**RECORD EXCERPTS**
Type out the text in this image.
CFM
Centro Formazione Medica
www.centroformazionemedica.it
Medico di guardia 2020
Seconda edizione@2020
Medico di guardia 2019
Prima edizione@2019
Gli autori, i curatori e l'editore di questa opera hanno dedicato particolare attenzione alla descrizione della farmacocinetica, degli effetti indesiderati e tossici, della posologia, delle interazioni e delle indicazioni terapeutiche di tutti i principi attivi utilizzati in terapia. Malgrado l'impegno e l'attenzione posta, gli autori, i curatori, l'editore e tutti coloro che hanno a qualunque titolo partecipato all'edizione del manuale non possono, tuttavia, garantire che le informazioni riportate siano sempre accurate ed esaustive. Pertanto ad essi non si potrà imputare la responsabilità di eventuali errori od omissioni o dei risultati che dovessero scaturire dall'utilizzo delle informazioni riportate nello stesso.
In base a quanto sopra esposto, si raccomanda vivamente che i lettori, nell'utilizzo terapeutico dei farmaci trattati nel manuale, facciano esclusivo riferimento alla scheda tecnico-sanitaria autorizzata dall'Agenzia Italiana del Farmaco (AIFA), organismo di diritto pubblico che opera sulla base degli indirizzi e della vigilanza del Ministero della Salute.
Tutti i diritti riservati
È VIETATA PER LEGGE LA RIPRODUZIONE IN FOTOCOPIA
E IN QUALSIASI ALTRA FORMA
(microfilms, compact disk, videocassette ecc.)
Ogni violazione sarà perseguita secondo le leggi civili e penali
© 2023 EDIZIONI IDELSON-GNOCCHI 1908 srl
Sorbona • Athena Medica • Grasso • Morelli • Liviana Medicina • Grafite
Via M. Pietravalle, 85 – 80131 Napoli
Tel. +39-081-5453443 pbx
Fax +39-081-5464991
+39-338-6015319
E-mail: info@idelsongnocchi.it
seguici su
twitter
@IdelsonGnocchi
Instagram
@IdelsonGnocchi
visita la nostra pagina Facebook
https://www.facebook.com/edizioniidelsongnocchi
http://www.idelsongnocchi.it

==

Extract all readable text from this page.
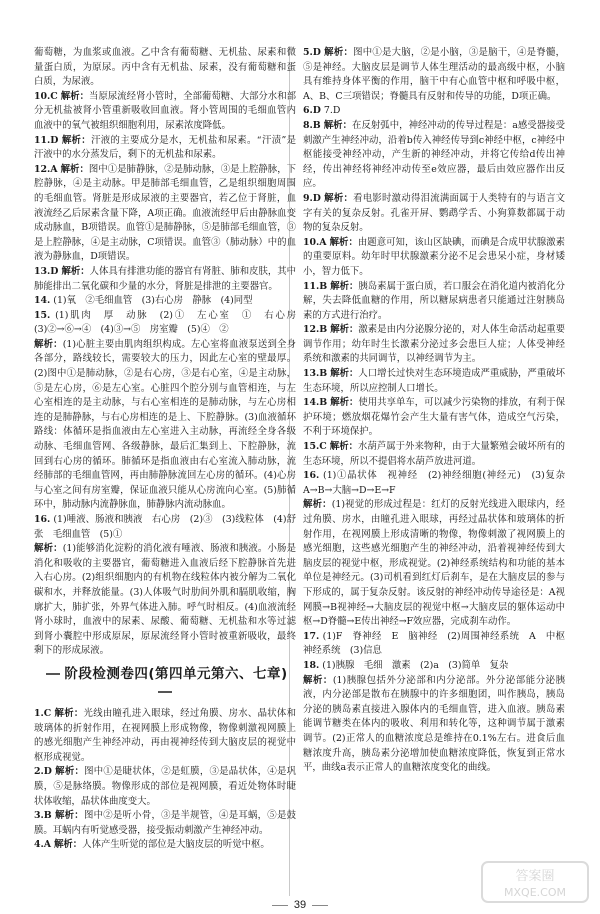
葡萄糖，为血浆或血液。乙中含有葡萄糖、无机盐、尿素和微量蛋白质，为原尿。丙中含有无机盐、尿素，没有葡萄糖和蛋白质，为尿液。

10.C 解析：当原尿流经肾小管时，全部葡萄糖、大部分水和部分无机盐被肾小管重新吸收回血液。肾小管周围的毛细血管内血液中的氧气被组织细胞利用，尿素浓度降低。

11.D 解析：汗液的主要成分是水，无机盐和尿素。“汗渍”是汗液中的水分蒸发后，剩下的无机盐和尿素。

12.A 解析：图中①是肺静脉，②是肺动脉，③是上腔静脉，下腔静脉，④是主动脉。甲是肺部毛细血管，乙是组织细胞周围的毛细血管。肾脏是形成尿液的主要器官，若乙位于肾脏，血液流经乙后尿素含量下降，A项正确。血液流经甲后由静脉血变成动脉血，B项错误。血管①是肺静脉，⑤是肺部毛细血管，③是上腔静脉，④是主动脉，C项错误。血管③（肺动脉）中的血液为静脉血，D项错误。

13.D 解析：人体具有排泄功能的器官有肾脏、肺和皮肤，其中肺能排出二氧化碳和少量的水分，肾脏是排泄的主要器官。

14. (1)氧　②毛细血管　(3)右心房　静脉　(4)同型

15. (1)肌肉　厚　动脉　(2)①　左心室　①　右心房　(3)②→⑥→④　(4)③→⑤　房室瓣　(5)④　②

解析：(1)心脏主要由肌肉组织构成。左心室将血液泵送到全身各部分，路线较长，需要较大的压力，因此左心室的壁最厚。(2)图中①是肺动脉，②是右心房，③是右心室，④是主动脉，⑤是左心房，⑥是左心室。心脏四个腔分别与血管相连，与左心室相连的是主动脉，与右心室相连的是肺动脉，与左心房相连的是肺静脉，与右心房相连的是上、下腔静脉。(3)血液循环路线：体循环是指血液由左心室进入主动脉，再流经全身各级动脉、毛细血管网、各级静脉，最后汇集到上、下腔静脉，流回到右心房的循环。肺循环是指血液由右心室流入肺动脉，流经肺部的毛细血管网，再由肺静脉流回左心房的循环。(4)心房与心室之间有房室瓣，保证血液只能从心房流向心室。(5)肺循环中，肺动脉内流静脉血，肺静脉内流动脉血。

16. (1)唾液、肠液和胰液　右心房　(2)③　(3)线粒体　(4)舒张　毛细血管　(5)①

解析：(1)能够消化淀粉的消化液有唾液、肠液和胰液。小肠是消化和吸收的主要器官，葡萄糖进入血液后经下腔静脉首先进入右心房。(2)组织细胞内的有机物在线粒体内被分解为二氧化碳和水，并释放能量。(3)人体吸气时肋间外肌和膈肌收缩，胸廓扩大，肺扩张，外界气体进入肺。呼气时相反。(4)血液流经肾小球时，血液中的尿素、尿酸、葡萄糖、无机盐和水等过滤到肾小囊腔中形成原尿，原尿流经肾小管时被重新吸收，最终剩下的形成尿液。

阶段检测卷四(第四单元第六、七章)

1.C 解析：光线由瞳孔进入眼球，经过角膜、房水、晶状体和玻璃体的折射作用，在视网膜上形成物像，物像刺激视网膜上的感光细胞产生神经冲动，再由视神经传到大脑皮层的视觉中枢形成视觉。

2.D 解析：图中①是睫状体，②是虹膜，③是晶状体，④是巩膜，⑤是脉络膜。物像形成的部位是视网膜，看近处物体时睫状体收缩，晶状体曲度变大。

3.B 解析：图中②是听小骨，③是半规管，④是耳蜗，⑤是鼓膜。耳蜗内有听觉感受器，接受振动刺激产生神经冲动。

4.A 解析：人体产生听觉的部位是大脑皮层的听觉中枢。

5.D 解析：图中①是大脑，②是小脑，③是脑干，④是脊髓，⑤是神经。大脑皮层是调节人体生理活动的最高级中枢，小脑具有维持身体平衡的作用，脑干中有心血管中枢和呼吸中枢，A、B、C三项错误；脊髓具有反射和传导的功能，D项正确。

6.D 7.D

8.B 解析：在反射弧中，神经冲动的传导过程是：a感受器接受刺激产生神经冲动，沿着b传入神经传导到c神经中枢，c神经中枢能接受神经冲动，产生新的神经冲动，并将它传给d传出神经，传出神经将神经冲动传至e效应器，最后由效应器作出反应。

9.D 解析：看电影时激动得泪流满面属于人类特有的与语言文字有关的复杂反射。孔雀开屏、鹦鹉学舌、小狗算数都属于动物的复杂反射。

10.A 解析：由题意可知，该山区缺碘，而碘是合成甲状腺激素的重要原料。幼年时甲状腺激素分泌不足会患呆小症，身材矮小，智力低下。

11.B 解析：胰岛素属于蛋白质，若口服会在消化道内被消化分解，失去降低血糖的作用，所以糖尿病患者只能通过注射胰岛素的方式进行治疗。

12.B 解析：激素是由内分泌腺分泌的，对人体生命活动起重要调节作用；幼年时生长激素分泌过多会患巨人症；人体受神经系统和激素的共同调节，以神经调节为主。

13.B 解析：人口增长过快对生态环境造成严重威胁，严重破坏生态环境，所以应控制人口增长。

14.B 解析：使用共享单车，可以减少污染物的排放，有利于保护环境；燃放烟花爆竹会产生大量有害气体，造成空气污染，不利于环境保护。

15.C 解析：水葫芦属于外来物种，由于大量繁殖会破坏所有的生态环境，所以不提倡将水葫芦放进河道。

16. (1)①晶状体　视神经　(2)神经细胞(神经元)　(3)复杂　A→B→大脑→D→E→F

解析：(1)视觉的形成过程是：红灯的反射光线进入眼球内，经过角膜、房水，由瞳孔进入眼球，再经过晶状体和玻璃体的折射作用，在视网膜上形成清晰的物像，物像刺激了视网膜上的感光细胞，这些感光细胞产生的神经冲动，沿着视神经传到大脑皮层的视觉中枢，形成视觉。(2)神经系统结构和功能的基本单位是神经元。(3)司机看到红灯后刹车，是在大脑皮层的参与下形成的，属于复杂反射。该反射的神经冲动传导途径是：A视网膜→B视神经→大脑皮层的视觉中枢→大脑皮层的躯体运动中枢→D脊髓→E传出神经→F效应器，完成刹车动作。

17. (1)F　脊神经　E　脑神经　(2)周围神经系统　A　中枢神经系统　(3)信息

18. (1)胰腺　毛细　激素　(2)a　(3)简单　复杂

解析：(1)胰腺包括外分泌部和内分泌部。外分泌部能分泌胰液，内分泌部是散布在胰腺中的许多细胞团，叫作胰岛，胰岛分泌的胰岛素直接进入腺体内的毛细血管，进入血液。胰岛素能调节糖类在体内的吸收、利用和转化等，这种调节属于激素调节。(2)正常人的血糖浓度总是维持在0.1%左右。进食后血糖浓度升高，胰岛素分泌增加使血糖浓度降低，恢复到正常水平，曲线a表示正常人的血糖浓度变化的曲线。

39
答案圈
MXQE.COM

**TASK TO CARRY OUT**
Wherever the string "Medico" appears in the entries above, list that line.

**RESULT FOR THIS TASK**
Medico di guardia 2020
Medico di guardia 2019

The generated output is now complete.